> **What you need to do**
Work out how many lines have "Комиссии" in them. Give only that number.

(Saved entries)
☆ ☆ ☆ ☆

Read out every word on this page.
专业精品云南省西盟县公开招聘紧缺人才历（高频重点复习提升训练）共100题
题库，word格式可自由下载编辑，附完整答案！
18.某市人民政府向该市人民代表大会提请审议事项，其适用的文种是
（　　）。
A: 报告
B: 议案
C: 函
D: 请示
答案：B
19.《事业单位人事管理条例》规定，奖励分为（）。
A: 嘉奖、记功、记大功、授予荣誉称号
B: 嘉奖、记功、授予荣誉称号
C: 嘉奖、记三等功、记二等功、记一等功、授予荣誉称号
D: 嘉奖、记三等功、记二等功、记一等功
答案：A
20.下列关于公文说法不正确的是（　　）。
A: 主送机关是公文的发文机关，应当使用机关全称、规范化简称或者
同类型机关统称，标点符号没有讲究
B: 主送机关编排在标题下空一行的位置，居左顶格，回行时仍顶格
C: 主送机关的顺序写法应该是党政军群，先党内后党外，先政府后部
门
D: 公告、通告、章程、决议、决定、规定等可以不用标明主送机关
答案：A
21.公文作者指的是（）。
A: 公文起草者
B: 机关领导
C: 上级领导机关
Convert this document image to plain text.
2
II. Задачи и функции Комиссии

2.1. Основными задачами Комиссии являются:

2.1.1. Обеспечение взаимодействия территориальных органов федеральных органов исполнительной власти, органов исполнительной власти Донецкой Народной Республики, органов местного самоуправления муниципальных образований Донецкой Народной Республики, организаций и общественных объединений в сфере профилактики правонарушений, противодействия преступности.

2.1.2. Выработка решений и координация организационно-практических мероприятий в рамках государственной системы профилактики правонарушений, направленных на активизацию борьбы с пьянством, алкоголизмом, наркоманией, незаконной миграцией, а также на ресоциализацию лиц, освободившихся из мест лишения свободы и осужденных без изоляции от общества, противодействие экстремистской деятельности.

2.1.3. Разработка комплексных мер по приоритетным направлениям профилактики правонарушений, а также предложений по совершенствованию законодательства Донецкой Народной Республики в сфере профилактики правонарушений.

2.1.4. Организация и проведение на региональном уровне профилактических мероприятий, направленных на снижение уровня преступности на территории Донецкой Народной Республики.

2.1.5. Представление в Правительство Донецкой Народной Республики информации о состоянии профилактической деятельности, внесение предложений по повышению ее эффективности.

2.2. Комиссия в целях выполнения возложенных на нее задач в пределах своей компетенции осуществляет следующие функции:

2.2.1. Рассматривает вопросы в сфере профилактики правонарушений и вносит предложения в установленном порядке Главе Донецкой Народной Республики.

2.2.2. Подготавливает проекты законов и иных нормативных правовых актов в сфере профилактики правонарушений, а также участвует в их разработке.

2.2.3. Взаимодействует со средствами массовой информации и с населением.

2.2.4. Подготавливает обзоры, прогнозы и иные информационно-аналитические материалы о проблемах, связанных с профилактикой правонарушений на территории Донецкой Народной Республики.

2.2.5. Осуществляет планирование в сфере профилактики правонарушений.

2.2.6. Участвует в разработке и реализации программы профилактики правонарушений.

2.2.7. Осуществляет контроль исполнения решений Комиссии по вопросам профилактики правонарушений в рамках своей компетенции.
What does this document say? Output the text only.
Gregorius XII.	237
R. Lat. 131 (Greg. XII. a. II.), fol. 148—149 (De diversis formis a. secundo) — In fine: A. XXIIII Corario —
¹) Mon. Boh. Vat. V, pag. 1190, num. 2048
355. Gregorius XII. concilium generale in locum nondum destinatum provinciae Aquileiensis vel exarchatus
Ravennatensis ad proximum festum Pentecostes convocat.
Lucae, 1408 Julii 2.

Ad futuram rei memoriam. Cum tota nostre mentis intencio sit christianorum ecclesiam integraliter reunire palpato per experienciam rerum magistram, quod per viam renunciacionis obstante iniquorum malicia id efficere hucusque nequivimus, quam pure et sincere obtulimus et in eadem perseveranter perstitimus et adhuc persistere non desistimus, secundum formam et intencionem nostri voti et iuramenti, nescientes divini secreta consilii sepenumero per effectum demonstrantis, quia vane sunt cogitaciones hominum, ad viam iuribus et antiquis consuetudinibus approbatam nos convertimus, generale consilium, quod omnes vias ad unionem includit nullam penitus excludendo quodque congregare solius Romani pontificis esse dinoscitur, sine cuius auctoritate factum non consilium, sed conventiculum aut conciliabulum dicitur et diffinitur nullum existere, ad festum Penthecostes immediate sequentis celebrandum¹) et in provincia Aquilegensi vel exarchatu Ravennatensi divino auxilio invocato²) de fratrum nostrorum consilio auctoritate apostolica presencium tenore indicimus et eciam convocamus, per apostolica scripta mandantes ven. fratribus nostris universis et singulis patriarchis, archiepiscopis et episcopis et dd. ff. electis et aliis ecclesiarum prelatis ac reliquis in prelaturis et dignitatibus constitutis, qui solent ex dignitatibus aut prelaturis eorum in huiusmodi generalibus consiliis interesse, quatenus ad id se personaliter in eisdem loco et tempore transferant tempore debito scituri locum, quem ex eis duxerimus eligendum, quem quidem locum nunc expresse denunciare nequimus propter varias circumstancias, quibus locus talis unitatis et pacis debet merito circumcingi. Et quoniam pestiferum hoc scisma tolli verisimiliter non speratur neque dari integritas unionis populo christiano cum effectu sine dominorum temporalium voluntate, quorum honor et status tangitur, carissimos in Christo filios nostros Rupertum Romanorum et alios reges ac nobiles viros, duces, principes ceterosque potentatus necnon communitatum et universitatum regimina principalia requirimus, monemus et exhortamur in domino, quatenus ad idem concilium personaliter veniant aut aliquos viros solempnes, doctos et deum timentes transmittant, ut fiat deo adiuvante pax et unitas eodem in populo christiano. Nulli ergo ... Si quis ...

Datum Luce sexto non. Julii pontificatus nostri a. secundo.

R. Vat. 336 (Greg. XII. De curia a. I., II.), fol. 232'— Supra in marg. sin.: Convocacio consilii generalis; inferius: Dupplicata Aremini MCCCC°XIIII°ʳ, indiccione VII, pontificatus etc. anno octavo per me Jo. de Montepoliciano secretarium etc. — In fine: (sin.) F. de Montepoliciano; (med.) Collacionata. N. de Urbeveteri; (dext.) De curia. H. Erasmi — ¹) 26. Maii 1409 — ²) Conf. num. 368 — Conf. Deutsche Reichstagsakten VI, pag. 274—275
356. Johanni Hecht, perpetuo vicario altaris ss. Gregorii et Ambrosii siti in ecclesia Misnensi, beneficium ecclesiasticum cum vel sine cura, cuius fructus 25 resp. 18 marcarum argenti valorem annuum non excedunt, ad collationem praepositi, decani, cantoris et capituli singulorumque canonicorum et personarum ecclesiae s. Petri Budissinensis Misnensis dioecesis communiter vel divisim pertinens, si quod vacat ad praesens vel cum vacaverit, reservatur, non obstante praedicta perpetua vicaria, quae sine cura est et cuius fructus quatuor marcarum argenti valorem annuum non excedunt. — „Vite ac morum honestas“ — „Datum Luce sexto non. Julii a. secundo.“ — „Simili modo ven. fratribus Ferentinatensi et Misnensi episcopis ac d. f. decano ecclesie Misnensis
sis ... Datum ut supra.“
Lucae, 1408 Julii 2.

☆ ☆ ☆ ☆

> **Result for this exercise**
3